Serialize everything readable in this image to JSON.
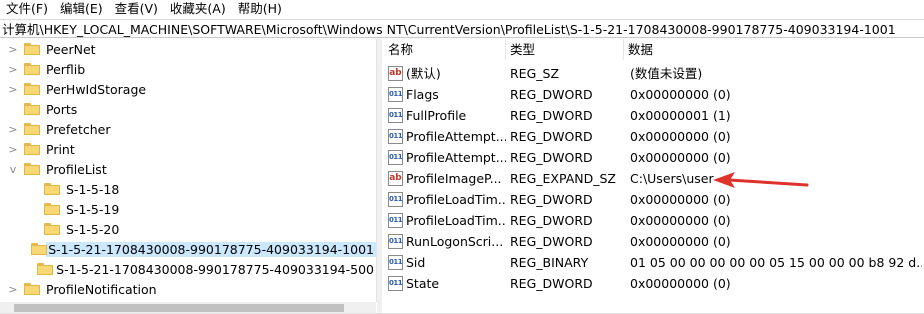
{
  "menu": [
    "文件(F)",
    "编辑(E)",
    "查看(V)",
    "收藏夹(A)",
    "帮助(H)"
  ],
  "address": "计算机\\HKEY_LOCAL_MACHINE\\SOFTWARE\\Microsoft\\Windows NT\\CurrentVersion\\ProfileList\\S-1-5-21-1708430008-990178775-409033194-1001",
  "tree": [
    {
      "label": "PeerNet",
      "chev": ">"
    },
    {
      "label": "Perflib",
      "chev": ">"
    },
    {
      "label": "PerHwIdStorage",
      "chev": ">"
    },
    {
      "label": "Ports",
      "chev": ""
    },
    {
      "label": "Prefetcher",
      "chev": ">"
    },
    {
      "label": "Print",
      "chev": ">"
    },
    {
      "label": "ProfileList",
      "chev": "v"
    },
    {
      "label": "S-1-5-18",
      "chev": ""
    },
    {
      "label": "S-1-5-19",
      "chev": ""
    },
    {
      "label": "S-1-5-20",
      "chev": ""
    },
    {
      "label": "S-1-5-21-1708430008-990178775-409033194-1001",
      "chev": ""
    },
    {
      "label": "S-1-5-21-1708430008-990178775-409033194-500",
      "chev": ""
    },
    {
      "label": "ProfileNotification",
      "chev": ">"
    }
  ],
  "columns": {
    "name": "名称",
    "type": "类型",
    "data": "数据"
  },
  "values": [
    {
      "icon": "ab",
      "name": "(默认)",
      "type": "REG_SZ",
      "data": "(数值未设置)"
    },
    {
      "icon": "bin",
      "name": "Flags",
      "type": "REG_DWORD",
      "data": "0x00000000 (0)"
    },
    {
      "icon": "bin",
      "name": "FullProfile",
      "type": "REG_DWORD",
      "data": "0x00000001 (1)"
    },
    {
      "icon": "bin",
      "name": "ProfileAttempt...",
      "type": "REG_DWORD",
      "data": "0x00000000 (0)"
    },
    {
      "icon": "bin",
      "name": "ProfileAttempt...",
      "type": "REG_DWORD",
      "data": "0x00000000 (0)"
    },
    {
      "icon": "ab",
      "name": "ProfileImageP...",
      "type": "REG_EXPAND_SZ",
      "data": "C:\\Users\\user"
    },
    {
      "icon": "bin",
      "name": "ProfileLoadTim...",
      "type": "REG_DWORD",
      "data": "0x00000000 (0)"
    },
    {
      "icon": "bin",
      "name": "ProfileLoadTim...",
      "type": "REG_DWORD",
      "data": "0x00000000 (0)"
    },
    {
      "icon": "bin",
      "name": "RunLogonScri...",
      "type": "REG_DWORD",
      "data": "0x00000000 (0)"
    },
    {
      "icon": "bin",
      "name": "Sid",
      "type": "REG_BINARY",
      "data": "01 05 00 00 00 00 00 05 15 00 00 00 b8 92 d..."
    },
    {
      "icon": "bin",
      "name": "State",
      "type": "REG_DWORD",
      "data": "0x00000000 (0)"
    }
  ],
  "annotation_color": "#e0322d"
}
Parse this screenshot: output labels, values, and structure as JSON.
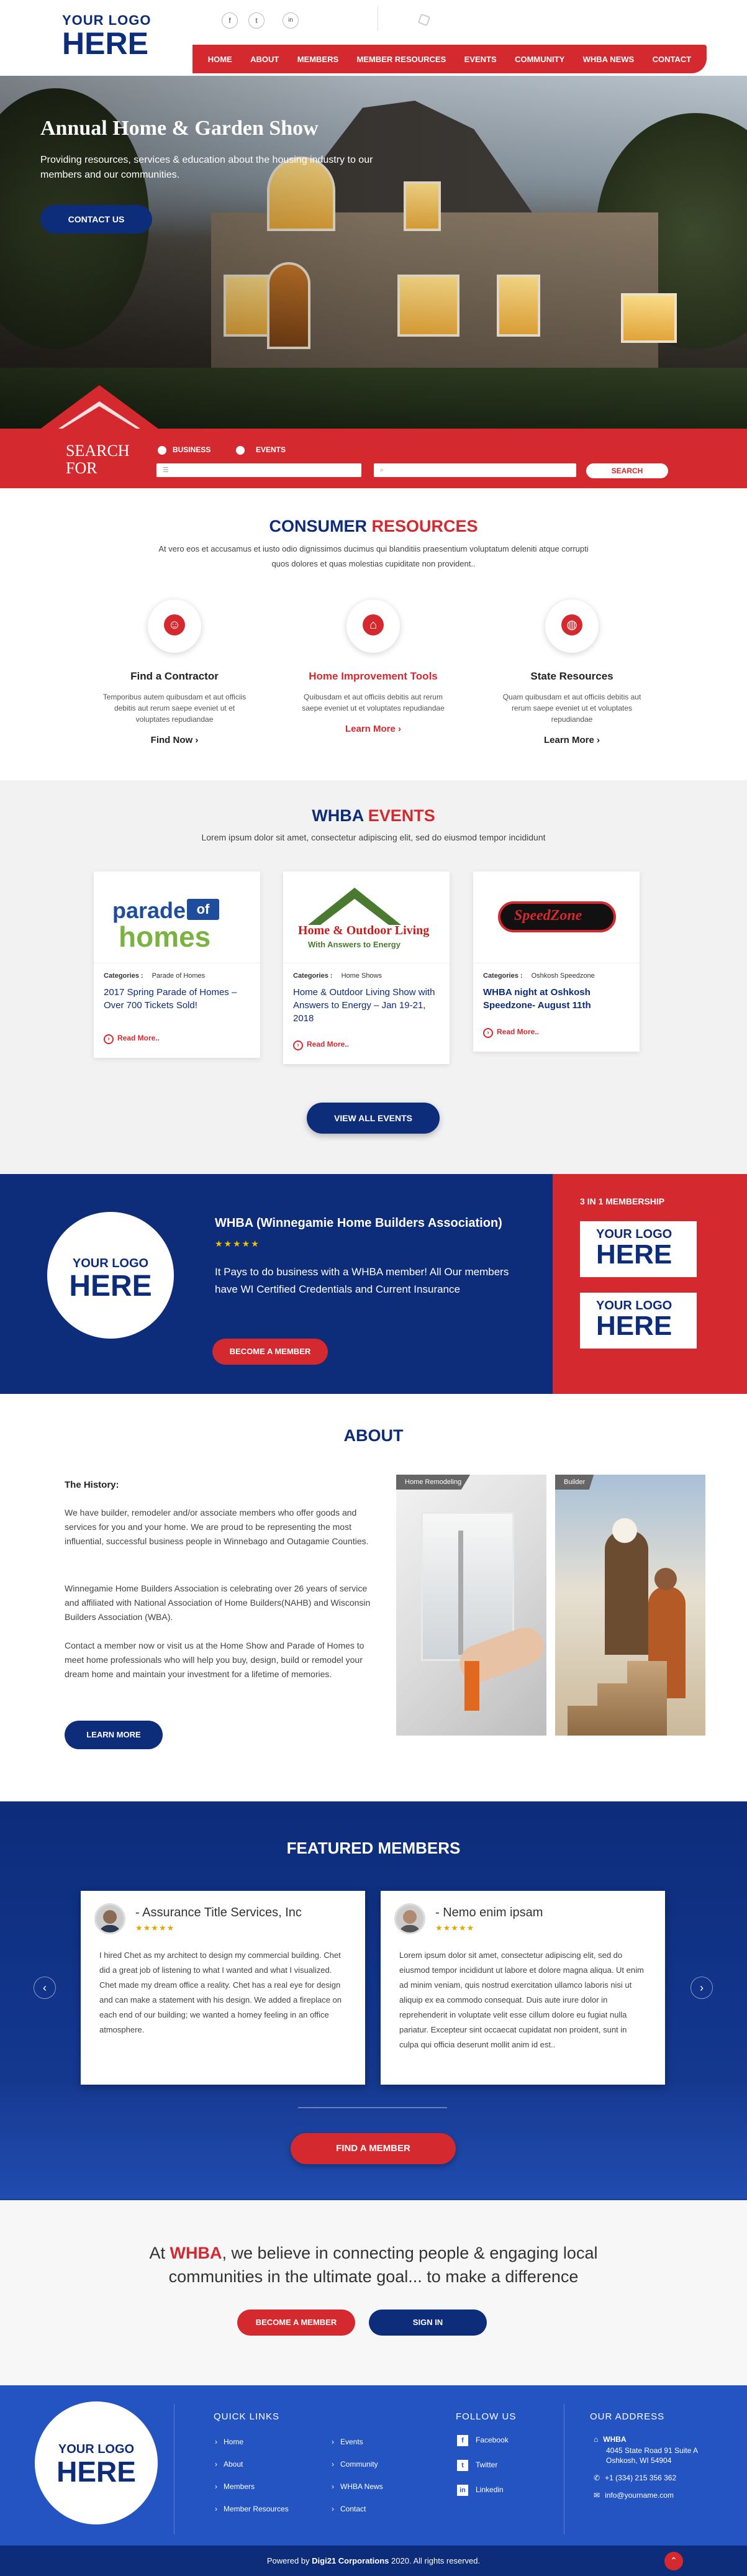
{
  "header": {
    "logo_small": "YOUR LOGO",
    "logo_big": "HERE",
    "social": [
      "f",
      "t",
      "in"
    ],
    "nav": [
      "HOME",
      "ABOUT",
      "MEMBERS",
      "MEMBER RESOURCES",
      "EVENTS",
      "COMMUNITY",
      "WHBA NEWS",
      "CONTACT"
    ]
  },
  "hero": {
    "title": "Annual Home & Garden Show",
    "subtitle": "Providing resources, services & education about the housing industry to our members and our communities.",
    "button": "CONTACT US"
  },
  "search": {
    "label_line1": "SEARCH",
    "label_line2": "FOR",
    "radio_business": "BUSINESS",
    "radio_events": "EVENTS",
    "button": "SEARCH"
  },
  "consumer": {
    "title_a": "CONSUMER",
    "title_b": "RESOURCES",
    "text": "At vero eos et accusamus et iusto odio dignissimos ducimus qui blanditiis praesentium voluptatum deleniti atque corrupti quos dolores et quas molestias  cupiditate non provident..",
    "items": [
      {
        "title": "Find a Contractor",
        "text": "Temporibus autem quibusdam et aut officiis debitis aut rerum saepe eveniet ut et voluptates repudiandae",
        "link": "Find Now ›"
      },
      {
        "title": "Home Improvement Tools",
        "text": "Quibusdam et aut officiis debitis aut rerum saepe eveniet ut et voluptates repudiandae",
        "link": "Learn More ›"
      },
      {
        "title": "State Resources",
        "text": "Quam quibusdam et aut officiis debitis aut rerum saepe eveniet ut et voluptates repudiandae",
        "link": "Learn More ›"
      }
    ]
  },
  "events": {
    "title_a": "WHBA",
    "title_b": "EVENTS",
    "subtitle": "Lorem ipsum dolor sit amet, consectetur adipiscing elit, sed do eiusmod tempor incididunt",
    "cards": [
      {
        "cat_label": "Categories :",
        "cat": "Parade of Homes",
        "title": "2017 Spring Parade of Homes – Over 700 Tickets Sold!",
        "read": "Read More..",
        "img_text_a": "parade",
        "img_text_b": "of",
        "img_text_c": "homes"
      },
      {
        "cat_label": "Categories :",
        "cat": "Home Shows",
        "title": "Home & Outdoor Living Show with Answers to Energy – Jan 19-21, 2018",
        "read": "Read More..",
        "img_text_a": "Home & Outdoor Living",
        "img_text_b": "With Answers to Energy",
        "img_text_c": ""
      },
      {
        "cat_label": "Categories :",
        "cat": "Oshkosh Speedzone",
        "title": "WHBA night at Oshkosh Speedzone- August 11th",
        "read": "Read More..",
        "img_text_a": "SpeedZone",
        "img_text_b": "",
        "img_text_c": ""
      }
    ],
    "view_all": "VIEW ALL EVENTS"
  },
  "membership": {
    "logo_small": "YOUR LOGO",
    "logo_big": "HERE",
    "title": "WHBA (Winnegamie Home Builders Association)",
    "stars": "★★★★★",
    "text": "It Pays to do business with a WHBA member! All Our members have WI Certified Credentials and Current Insurance",
    "button": "BECOME A MEMBER",
    "side_title": "3 IN 1 MEMBERSHIP",
    "side_logo_small": "YOUR LOGO",
    "side_logo_big": "HERE"
  },
  "about": {
    "title": "ABOUT",
    "history": "The History:",
    "p1": "We have builder, remodeler and/or associate members who offer goods and services for you and your home.  We are proud to be representing the most influential, successful business people in Winnebago and Outagamie Counties.",
    "p2": "Winnegamie Home Builders Association is celebrating over 26 years of service and affiliated with National Association of Home Builders(NAHB) and Wisconsin Builders Association (WBA).",
    "p3": "Contact a member now or visit us at the Home Show and Parade of Homes to meet home professionals who will help you buy, design, build or remodel your dream home and maintain your investment for a lifetime of memories.",
    "button": "LEARN MORE",
    "tag1": "Home Remodeling",
    "tag2": "Builder"
  },
  "featured": {
    "title": "FEATURED MEMBERS",
    "cards": [
      {
        "name": "- Assurance Title Services, Inc",
        "stars": "★★★★★",
        "text": "I hired Chet as my architect to design my commercial building. Chet did a great job of listening to what I wanted and what I visualized. Chet made my dream office a reality. Chet has a real eye for design and can make a statement with his design. We added a fireplace on each end of our building; we wanted a homey feeling in an office atmosphere."
      },
      {
        "name": "- Nemo enim ipsam",
        "stars": "★★★★★",
        "text": "Lorem ipsum dolor sit amet, consectetur adipiscing elit, sed do eiusmod tempor incididunt ut labore et dolore magna aliqua. Ut enim ad minim veniam, quis nostrud exercitation ullamco laboris nisi ut aliquip ex ea commodo consequat. Duis aute irure dolor in reprehenderit in voluptate velit esse cillum dolore eu fugiat nulla pariatur. Excepteur sint occaecat cupidatat non proident, sunt in culpa qui officia deserunt mollit anim id est.."
      }
    ],
    "button": "FIND A MEMBER"
  },
  "tagline": {
    "pre": "At",
    "brand": "WHBA",
    "rest": ", we believe in connecting people & engaging local communities in the ultimate goal... to make a difference",
    "become": "BECOME A MEMBER",
    "signin": "SIGN IN"
  },
  "footer": {
    "logo_small": "YOUR LOGO",
    "logo_big": "HERE",
    "quick_links_title": "QUICK LINKS",
    "links_col1": [
      "Home",
      "About",
      "Members",
      "Member Resources"
    ],
    "links_col2": [
      "Events",
      "Community",
      "WHBA News",
      "Contact"
    ],
    "follow_title": "FOLLOW US",
    "follow": [
      "Facebook",
      "Twitter",
      "Linkedin"
    ],
    "address_title": "OUR ADDRESS",
    "org": "WHBA",
    "addr1": "4045 State Road 91 Suite A",
    "addr2": "Oshkosh, WI 54904",
    "phone": "+1 (334) 215 356 362",
    "email": "info@yourname.com",
    "copyright_pre": "Powered by",
    "copyright_brand": "Digi21 Corporations",
    "copyright_post": "2020. All rights reserved."
  }
}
::::::
Written instruction:
Determine how many lines in the listing above hold the string "Energy", then write only the number.

Written reply:
2